WHAT YOU NEED TO DO:
Filter the entries below, keeping every line that has the word "name".

EXTRACTED RECORDS:
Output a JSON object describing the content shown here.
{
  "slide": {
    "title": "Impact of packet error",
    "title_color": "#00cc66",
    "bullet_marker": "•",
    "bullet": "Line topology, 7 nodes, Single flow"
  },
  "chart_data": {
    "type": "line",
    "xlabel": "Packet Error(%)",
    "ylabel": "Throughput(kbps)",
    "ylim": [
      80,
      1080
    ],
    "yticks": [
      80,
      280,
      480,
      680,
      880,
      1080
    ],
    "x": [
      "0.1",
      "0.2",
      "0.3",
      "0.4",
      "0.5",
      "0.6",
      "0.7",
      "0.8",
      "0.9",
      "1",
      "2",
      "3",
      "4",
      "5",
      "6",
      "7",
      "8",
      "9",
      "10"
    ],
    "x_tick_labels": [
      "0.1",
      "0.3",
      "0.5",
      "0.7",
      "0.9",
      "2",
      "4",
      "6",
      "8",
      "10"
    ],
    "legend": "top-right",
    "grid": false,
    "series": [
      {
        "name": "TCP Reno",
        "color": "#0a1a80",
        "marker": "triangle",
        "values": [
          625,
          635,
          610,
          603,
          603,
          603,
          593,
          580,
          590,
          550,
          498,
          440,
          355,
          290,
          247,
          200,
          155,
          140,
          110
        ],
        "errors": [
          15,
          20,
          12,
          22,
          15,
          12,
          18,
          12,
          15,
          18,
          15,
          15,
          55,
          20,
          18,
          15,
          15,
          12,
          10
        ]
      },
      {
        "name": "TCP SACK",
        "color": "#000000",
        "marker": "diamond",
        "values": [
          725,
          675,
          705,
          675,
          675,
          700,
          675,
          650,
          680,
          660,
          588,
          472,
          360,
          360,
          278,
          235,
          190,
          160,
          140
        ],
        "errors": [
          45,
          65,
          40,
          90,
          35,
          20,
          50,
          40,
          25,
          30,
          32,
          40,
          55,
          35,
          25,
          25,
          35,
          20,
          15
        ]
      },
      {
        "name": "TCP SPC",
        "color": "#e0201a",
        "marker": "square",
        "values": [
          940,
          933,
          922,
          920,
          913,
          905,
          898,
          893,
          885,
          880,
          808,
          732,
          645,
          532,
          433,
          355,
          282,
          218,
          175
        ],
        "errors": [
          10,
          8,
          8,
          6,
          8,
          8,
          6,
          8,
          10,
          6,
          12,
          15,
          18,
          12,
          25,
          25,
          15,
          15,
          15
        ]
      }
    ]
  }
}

SOLUTION BELOW:
        "name": "TCP Reno",
        "name": "TCP SACK",
        "name": "TCP SPC",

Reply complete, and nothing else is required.